======== Records ========

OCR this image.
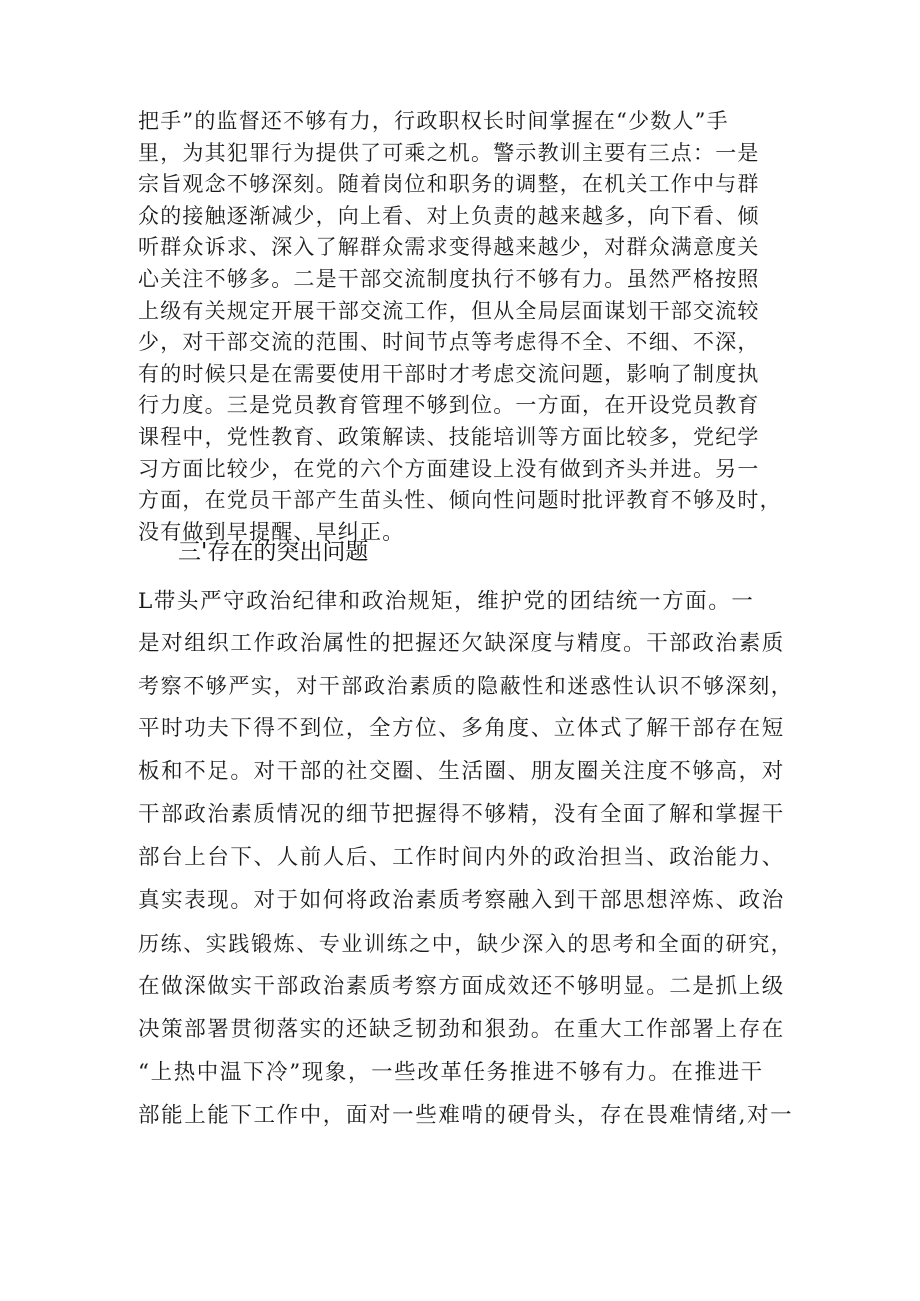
把手”的监督还不够有力，行政职权长时间掌握在“少数人”手
里，为其犯罪行为提供了可乘之机。警示教训主要有三点：一是
宗旨观念不够深刻。随着岗位和职务的调整，在机关工作中与群
众的接触逐渐减少，向上看、对上负责的越来越多，向下看、倾
听群众诉求、深入了解群众需求变得越来越少，对群众满意度关
心关注不够多。二是干部交流制度执行不够有力。虽然严格按照
上级有关规定开展干部交流工作，但从全局层面谋划干部交流较
少，对干部交流的范围、时间节点等考虑得不全、不细、不深，
有的时候只是在需要使用干部时才考虑交流问题，影响了制度执
行力度。三是党员教育管理不够到位。一方面，在开设党员教育
课程中，党性教育、政策解读、技能培训等方面比较多，党纪学
习方面比较少，在党的六个方面建设上没有做到齐头并进。另一
方面，在党员干部产生苗头性、倾向性问题时批评教育不够及时，
没有做到早提醒、早纠正。
三'存在的突出问题
L带头严守政治纪律和政治规矩，维护党的团结统一方面。一
是对组织工作政治属性的把握还欠缺深度与精度。干部政治素质
考察不够严实，对干部政治素质的隐蔽性和迷惑性认识不够深刻，
平时功夫下得不到位，全方位、多角度、立体式了解干部存在短
板和不足。对干部的社交圈、生活圈、朋友圈关注度不够高，对
干部政治素质情况的细节把握得不够精，没有全面了解和掌握干
部台上台下、人前人后、工作时间内外的政治担当、政治能力、
真实表现。对于如何将政治素质考察融入到干部思想淬炼、政治
历练、实践锻炼、专业训练之中，缺少深入的思考和全面的研究，
在做深做实干部政治素质考察方面成效还不够明显。二是抓上级
决策部署贯彻落实的还缺乏韧劲和狠劲。在重大工作部署上存在
“上热中温下冷”现象，一些改革任务推进不够有力。在推进干
部能上能下工作中，面对一些难啃的硬骨头，存在畏难情绪,对一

========

■ Written exercise:
Leave out the pictures and copy every record above exactly.

■ Finished answer:
OCR this image.
把手”的监督还不够有力，行政职权长时间掌握在“少数人”手
里，为其犯罪行为提供了可乘之机。警示教训主要有三点：一是
宗旨观念不够深刻。随着岗位和职务的调整，在机关工作中与群
众的接触逐渐减少，向上看、对上负责的越来越多，向下看、倾
听群众诉求、深入了解群众需求变得越来越少，对群众满意度关
心关注不够多。二是干部交流制度执行不够有力。虽然严格按照
上级有关规定开展干部交流工作，但从全局层面谋划干部交流较
少，对干部交流的范围、时间节点等考虑得不全、不细、不深，
有的时候只是在需要使用干部时才考虑交流问题，影响了制度执
行力度。三是党员教育管理不够到位。一方面，在开设党员教育
课程中，党性教育、政策解读、技能培训等方面比较多，党纪学
习方面比较少，在党的六个方面建设上没有做到齐头并进。另一
方面，在党员干部产生苗头性、倾向性问题时批评教育不够及时，
没有做到早提醒、早纠正。
三'存在的突出问题
L带头严守政治纪律和政治规矩，维护党的团结统一方面。一
是对组织工作政治属性的把握还欠缺深度与精度。干部政治素质
考察不够严实，对干部政治素质的隐蔽性和迷惑性认识不够深刻，
平时功夫下得不到位，全方位、多角度、立体式了解干部存在短
板和不足。对干部的社交圈、生活圈、朋友圈关注度不够高，对
干部政治素质情况的细节把握得不够精，没有全面了解和掌握干
部台上台下、人前人后、工作时间内外的政治担当、政治能力、
真实表现。对于如何将政治素质考察融入到干部思想淬炼、政治
历练、实践锻炼、专业训练之中，缺少深入的思考和全面的研究，
在做深做实干部政治素质考察方面成效还不够明显。二是抓上级
决策部署贯彻落实的还缺乏韧劲和狠劲。在重大工作部署上存在
“上热中温下冷”现象，一些改革任务推进不够有力。在推进干
部能上能下工作中，面对一些难啃的硬骨头，存在畏难情绪,对一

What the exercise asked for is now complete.